- **Provided information**
___

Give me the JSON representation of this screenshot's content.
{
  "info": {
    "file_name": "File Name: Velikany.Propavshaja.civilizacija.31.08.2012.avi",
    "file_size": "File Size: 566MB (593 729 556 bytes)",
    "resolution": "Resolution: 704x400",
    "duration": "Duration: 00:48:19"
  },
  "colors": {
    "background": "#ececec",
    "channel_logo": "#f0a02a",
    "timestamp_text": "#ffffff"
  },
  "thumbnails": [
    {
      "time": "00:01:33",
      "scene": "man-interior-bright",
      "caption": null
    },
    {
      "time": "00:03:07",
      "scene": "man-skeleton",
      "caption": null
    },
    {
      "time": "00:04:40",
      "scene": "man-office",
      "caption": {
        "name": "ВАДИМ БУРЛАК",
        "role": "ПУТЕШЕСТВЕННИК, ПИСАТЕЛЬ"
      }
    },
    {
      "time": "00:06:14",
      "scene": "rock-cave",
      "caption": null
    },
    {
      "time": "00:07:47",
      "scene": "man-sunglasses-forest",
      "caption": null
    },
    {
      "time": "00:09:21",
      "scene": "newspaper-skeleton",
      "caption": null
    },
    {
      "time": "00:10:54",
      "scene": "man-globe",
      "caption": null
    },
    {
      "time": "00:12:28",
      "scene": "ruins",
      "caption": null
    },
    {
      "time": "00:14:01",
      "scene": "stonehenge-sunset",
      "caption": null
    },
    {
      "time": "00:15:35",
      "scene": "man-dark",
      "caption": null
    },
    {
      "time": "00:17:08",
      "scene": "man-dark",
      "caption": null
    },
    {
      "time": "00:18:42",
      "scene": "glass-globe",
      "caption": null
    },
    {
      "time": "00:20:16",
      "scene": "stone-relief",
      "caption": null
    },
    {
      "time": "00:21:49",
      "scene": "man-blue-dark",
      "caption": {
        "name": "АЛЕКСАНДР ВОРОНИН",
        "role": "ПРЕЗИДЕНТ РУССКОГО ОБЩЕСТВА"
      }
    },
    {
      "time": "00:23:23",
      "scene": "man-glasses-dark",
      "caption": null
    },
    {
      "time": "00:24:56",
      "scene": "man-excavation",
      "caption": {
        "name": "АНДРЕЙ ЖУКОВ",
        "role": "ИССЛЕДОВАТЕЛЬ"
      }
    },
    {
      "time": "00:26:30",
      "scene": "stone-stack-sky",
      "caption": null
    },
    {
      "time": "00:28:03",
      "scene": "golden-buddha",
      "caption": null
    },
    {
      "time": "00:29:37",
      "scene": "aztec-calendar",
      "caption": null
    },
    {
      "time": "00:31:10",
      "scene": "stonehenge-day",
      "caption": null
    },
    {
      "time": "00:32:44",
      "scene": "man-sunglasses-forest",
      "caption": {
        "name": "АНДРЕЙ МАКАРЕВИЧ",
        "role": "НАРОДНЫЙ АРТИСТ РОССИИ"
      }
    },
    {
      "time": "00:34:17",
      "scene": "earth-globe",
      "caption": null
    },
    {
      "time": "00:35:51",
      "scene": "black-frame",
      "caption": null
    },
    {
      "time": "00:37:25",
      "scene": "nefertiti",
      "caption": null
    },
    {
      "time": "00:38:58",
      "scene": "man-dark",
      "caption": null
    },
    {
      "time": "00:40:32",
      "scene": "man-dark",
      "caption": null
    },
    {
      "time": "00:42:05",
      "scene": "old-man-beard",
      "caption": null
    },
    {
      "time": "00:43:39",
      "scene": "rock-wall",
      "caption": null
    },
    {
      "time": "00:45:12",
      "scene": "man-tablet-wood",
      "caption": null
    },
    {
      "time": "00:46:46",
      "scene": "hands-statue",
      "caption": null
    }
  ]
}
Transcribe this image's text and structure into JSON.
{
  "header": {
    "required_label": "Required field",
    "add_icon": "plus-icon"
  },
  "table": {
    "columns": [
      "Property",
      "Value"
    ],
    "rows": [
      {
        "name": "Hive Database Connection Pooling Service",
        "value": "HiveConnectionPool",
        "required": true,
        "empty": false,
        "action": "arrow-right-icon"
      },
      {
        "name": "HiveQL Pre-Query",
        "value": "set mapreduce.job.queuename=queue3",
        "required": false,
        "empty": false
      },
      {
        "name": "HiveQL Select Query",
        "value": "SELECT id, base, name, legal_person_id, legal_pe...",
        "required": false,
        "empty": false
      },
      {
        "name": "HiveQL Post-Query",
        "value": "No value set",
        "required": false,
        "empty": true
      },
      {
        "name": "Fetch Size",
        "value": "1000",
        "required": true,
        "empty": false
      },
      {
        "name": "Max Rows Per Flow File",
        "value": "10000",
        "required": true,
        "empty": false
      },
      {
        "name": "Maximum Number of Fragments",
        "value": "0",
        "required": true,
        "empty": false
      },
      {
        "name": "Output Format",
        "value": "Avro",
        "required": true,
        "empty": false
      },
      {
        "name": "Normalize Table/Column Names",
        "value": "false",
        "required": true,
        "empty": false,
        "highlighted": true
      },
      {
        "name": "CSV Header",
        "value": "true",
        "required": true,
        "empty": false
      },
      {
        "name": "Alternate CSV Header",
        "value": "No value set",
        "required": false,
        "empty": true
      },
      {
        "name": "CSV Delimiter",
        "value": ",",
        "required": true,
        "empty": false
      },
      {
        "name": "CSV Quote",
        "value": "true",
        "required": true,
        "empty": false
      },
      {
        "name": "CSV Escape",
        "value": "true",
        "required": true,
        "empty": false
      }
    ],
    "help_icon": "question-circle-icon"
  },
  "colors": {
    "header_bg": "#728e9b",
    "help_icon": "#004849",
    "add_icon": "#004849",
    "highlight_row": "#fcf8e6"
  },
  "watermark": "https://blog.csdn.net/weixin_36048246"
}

___

- **Exercise**
Gather all lines from the records above in which "this" appears.

- **Solution to the exercise**
Give me the JSON representation of this screenshot's content.
Transcribe this image's text and structure into JSON.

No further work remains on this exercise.